“Howell” Cap on Medical Damages Applied Before Reduction for Failure to Mitigate

April 15, 2013

By:  Paul Lipman

On 4/8/13, the First District in Luttrell v. Island Supermarkets addressed how mitigation of damages is to be subtracted from the recovery under the California Supreme Court “Howell” ruling limiting plaintiffs to the discounted amounts insurance or Medi-Cal pays doctors in full satisfaction of plaintiff’s debt.  In essence, the case holds that where the jury finds that the plaintiff is partially responsible for his damages because of failure to mitigate, the order of reductions is:  (1) First, reduce all the medical billings to the amount paid by insurance or Medi-Cal (or other government program, or worker’s compensation) to pay off the doctors.  Let’s say the original billings were $100,000 and insurance paid the doctors at the discounted insurance rates at $30,000.  So the total recoverable for plaintiff is now a maximum of $30,000.  (2) Next, apply the failure-to-mitigate percentage to the total.  So, let’s say the jury finds that 50% of plaintiff’s damages are due to due to plaintiff’s failure to do something to avoid damages.  That means that the $30,000 is now discounted by 50%, and the defendant owes plaintiff $15,000.  Very simple, but plaintiff had argued that mitigation should have been taken off the original undiscounted billings, and then to apply the Howell procedure of reducing those billings to amounts paid to discharge them.  It turns out that in Luttrell, doing it plaintiff’s way would have made him a little more money, enough to put him over the top on his “998” offer to compromise, and thus would have earned him very substantial costs recovery.

# Required action A
Please list every kind of payer that, according to the Howell cap article above, can pay off the doctors at discounted amounts in the first step of the reductions.
# Required action B
Write the next part of the Howell cap article, beginning after its final sentence.

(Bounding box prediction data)

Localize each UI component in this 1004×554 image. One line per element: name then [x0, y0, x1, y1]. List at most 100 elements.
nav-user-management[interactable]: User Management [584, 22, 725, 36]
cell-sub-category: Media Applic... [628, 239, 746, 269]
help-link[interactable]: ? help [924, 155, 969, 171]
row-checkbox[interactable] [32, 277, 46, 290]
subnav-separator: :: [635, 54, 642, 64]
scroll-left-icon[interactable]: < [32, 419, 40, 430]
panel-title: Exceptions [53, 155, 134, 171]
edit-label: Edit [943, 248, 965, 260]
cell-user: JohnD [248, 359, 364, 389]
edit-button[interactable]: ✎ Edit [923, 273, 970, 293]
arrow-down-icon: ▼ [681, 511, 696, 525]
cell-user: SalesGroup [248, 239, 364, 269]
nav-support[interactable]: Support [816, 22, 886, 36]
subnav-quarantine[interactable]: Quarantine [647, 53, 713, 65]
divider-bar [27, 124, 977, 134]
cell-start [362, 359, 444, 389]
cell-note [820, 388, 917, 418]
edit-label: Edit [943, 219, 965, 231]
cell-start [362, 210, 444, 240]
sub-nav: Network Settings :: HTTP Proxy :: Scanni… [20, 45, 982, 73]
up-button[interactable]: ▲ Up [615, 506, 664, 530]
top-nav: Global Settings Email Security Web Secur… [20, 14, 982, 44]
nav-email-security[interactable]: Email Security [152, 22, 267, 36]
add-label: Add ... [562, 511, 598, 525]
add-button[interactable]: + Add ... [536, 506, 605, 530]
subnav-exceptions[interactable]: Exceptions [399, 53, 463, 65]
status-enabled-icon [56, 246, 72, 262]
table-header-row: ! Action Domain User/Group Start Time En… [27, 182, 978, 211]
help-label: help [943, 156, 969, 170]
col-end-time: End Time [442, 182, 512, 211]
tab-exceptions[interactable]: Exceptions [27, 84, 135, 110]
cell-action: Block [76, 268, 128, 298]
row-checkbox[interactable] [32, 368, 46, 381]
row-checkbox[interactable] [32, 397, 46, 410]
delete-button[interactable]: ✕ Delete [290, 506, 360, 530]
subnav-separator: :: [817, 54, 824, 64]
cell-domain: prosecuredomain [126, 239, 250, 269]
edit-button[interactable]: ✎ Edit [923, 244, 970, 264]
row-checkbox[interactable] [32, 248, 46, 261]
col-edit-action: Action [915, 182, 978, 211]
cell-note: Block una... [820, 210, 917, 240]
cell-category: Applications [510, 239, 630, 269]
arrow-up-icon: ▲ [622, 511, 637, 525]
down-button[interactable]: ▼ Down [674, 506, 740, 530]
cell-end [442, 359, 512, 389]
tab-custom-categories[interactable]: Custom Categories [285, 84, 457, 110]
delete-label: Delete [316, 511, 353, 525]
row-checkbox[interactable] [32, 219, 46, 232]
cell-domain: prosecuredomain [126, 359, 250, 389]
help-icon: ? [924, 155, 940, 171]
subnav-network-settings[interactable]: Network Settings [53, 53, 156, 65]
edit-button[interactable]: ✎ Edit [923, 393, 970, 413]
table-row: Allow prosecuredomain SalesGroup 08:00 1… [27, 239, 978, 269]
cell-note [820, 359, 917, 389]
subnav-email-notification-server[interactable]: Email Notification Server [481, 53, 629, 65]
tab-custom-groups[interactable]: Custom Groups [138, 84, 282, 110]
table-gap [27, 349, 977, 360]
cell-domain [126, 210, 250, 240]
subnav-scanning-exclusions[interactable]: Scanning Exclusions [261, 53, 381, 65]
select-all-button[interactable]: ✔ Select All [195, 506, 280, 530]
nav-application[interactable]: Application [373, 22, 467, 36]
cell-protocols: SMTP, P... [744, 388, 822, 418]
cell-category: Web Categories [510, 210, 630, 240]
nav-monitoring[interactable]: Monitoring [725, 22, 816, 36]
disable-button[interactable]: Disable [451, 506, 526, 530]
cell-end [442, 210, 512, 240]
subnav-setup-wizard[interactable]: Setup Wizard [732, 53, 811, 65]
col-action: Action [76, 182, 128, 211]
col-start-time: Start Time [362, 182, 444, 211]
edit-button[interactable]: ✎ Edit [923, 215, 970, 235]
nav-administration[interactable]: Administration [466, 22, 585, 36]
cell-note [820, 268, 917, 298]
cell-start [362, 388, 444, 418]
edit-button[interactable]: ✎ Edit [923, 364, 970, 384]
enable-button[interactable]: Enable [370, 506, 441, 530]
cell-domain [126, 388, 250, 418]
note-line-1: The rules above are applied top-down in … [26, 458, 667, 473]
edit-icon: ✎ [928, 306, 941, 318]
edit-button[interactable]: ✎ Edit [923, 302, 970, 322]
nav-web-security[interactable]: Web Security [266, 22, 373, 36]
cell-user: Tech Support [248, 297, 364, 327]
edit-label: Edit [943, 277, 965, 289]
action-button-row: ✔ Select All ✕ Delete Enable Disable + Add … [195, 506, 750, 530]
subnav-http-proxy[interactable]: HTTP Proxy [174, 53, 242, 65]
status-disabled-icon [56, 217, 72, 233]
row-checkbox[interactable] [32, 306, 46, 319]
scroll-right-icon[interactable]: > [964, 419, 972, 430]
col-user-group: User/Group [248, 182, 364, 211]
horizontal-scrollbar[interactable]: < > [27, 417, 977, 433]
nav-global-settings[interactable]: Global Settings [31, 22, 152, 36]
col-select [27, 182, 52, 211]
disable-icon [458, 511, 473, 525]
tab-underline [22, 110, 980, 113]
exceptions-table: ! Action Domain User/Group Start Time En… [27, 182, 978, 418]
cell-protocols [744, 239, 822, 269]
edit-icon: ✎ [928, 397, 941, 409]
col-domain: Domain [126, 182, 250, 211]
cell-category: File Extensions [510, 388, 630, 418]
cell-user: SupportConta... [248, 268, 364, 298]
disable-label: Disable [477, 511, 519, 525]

# Exercise result A
insurance, Medi-Cal, other government program, worker's compensation

# Exercise result B
In Luttrell, an already disabled plaintiff (used one or two canes, was supposed to be using a walker but didn’t, and sometimes used a wheelchair) slipped and fell in defendant’s market trying to exit the automated doors, breaking his hip. He was operated on and underwent physical therapy, incurring $177,403 for the hip treatment.  Upon discharge from physical therapy he was told to do exercises and stretching and walk every day, but plaintiff admitted that he did not do the leg exercises or other things.  He was also told to use a special pillow to prevent ulcers.  He developed a skin ulcer on his leg (common with bedridden patients or others who do not move enough).  He was re-hospitalized and incurred $513,145 for the ulcer, totaling $690,548.   The court granted defendant’s motion to reduce the specials to the amounts paid by Medi-Care ($138,082), and then took 50% off of the ulcer-treatment portion of that reduced amount for failure to mitigate.  This was held proper on appeal.